Required action 1
In the forum post about audit logging, where are the change events stored?
Required action 2
Duplicate the passage of the forum post starting with "My slides on" and going on through "for future release.".
Required action 3
Why does the forum post say the actual restoration is not entirely science fiction yet? Answer in one to three sentences.

Document extract
────────────────────────────────────────

I am working on something now (slowly, but with confidence ) based on zc.beforestorage and event-based audit logging of change events (modification, deletion, addition, move/rename -- all stored in annotations on the site, in ZODB, with various pruning options). I might have something suitable for review and testing at "proof of concept" level within the next week or two.
My slides on the idea from the conference:
Very limited work so far is only dealing with audit logging backend:
If anyone who has permission could create a repository for this in github.com/plone I would appreciate it.
The actual restoration is all science-fiction at this point, excepting the fact that I've fixed customer human error a handful of times using beforestorage programmatically with both reasonable results and remarkably repetitive patterns. Making this user facing ought to be doable, with security caveats and a few fun technical gotchas .
My goal is to deliver proof of concept as an add-on that is easily installable, uninstallable without mess. If the approach and implementation seem reasonable, which I hope they will, I will PLIP for future release.

────────────────────────────────────────

Dataset
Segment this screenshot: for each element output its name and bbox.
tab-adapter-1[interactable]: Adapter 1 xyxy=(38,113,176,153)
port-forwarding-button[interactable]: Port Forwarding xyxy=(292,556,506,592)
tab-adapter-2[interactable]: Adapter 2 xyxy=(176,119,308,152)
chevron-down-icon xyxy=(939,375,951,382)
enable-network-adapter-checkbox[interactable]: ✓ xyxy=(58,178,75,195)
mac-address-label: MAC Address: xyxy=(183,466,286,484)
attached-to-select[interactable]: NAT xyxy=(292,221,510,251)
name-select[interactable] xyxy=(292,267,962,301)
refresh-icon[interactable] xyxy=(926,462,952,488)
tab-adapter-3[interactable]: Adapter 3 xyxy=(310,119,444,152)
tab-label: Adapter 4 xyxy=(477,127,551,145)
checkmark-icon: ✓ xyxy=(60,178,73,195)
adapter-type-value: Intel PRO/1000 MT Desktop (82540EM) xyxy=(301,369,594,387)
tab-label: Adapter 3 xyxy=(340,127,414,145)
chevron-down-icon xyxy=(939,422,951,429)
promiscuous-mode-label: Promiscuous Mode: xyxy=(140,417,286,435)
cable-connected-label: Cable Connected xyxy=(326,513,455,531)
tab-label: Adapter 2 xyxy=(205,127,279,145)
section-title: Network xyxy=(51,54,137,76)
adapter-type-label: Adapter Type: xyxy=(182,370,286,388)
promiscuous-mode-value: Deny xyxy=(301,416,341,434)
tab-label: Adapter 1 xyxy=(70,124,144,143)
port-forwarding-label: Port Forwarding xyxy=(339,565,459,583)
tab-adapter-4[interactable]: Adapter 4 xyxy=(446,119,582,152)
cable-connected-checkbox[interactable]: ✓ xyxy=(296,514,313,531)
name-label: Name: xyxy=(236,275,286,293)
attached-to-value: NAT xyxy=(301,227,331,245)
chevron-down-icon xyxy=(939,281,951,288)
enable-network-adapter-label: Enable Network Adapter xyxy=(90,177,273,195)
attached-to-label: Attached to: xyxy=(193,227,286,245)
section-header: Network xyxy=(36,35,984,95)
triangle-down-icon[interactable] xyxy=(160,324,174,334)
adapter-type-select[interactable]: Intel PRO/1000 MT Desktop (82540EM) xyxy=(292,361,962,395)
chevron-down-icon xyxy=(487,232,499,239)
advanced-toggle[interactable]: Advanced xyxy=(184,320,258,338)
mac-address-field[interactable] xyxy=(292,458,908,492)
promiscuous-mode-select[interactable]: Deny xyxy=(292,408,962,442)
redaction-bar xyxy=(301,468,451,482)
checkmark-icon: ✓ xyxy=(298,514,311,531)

────────────────────────────────────────

Exercise response 1
They are stored in annotations on the site, in ZODB.

Exercise response 2
My slides on the idea from the conference:
Very limited work so far is only dealing with audit logging backend:
If anyone who has permission could create a repository for this in github.com/plone I would appreciate it.
The actual restoration is all science-fiction at this point, excepting the fact that I've fixed customer human error a handful of times using beforestorage programmatically with both reasonable results and remarkably repetitive patterns. Making this user facing ought to be doable, with security caveats and a few fun technical gotchas .
My goal is to deliver proof of concept as an add-on that is easily installable, uninstallable without mess. If the approach and implementation seem reasonable, which I hope they will, I will PLIP for future release.

Exercise response 3
The writer has already fixed customer human error a handful of times by using beforestorage programmatically. That work gave reasonable results and showed remarkably repetitive patterns.